• What you will do: Copy every line of the entries that includes the word "пшеничный".
## start Input records
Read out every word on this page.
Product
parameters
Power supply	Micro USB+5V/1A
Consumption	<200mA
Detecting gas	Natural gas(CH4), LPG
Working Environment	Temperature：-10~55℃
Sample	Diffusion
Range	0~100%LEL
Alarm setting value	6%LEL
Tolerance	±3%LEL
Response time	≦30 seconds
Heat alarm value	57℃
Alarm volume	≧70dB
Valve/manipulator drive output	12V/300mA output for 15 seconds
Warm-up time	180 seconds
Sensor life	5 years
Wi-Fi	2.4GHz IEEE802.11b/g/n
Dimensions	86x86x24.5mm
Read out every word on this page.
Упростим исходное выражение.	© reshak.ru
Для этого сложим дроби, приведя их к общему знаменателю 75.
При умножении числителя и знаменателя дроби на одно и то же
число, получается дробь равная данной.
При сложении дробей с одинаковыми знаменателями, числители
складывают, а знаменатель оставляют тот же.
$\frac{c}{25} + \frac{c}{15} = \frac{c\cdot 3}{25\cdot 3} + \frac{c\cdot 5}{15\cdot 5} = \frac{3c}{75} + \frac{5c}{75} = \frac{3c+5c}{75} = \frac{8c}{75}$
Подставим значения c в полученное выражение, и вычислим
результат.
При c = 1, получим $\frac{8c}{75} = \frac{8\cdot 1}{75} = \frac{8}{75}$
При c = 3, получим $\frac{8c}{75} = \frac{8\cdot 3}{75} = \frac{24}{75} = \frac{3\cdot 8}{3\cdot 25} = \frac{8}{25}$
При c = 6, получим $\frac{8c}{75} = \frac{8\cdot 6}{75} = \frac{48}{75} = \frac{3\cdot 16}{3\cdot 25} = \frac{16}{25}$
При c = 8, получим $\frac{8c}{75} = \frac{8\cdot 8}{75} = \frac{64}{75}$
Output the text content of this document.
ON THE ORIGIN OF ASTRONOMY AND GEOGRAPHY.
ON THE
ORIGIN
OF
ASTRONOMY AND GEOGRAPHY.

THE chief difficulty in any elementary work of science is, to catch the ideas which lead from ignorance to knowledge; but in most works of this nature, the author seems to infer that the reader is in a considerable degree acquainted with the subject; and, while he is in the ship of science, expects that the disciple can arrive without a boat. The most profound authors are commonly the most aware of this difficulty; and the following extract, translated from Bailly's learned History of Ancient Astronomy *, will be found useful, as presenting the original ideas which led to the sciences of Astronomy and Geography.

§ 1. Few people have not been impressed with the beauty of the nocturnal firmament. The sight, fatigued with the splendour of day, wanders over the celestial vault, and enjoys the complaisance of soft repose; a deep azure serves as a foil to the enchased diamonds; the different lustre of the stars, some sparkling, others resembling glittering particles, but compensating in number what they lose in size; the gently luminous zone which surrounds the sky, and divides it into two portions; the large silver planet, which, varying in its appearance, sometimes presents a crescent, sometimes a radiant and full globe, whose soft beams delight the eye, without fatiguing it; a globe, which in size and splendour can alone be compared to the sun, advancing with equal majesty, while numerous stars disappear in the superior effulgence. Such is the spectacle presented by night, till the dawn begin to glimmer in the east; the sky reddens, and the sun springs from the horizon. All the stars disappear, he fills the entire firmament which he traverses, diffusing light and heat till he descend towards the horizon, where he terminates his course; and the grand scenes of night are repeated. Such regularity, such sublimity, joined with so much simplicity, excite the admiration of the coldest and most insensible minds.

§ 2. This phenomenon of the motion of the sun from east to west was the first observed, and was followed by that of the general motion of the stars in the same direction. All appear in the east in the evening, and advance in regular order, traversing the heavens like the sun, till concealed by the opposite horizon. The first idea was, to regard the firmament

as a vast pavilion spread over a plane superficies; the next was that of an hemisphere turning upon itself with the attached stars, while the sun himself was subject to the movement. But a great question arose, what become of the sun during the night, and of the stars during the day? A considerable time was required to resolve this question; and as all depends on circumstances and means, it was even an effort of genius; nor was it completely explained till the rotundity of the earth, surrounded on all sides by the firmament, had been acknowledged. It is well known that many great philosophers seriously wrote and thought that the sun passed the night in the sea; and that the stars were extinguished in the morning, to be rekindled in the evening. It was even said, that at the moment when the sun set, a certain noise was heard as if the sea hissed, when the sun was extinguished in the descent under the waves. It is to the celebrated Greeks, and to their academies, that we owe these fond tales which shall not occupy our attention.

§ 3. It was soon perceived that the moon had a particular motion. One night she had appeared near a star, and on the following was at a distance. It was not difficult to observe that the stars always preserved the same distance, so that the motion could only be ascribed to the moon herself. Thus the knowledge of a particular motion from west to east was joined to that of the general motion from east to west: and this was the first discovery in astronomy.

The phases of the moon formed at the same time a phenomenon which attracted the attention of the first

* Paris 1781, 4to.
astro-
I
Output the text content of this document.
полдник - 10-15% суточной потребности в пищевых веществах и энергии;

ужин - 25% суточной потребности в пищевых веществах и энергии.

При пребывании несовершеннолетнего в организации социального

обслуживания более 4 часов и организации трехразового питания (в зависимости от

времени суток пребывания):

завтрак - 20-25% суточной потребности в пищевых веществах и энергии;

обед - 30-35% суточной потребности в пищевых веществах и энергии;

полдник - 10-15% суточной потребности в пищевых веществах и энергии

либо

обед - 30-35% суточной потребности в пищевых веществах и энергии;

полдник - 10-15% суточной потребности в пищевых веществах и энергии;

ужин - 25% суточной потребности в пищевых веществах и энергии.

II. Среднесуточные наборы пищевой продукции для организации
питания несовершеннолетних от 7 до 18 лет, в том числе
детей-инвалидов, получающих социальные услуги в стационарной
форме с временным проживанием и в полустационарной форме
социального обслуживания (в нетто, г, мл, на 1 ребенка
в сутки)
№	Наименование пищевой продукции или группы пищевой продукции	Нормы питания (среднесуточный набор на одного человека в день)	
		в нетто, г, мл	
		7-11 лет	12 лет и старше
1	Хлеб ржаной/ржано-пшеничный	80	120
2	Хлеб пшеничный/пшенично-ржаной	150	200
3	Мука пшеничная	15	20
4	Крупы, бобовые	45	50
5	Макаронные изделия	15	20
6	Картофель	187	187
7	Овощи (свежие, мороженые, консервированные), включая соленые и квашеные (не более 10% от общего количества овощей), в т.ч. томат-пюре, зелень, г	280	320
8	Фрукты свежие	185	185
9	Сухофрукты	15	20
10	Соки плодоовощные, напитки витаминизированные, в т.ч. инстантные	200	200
## end Input records
• Response to this task:
1	Хлеб ржаной/ржано-пшеничный	80	120
2	Хлеб пшеничный/пшенично-ржаной	150	200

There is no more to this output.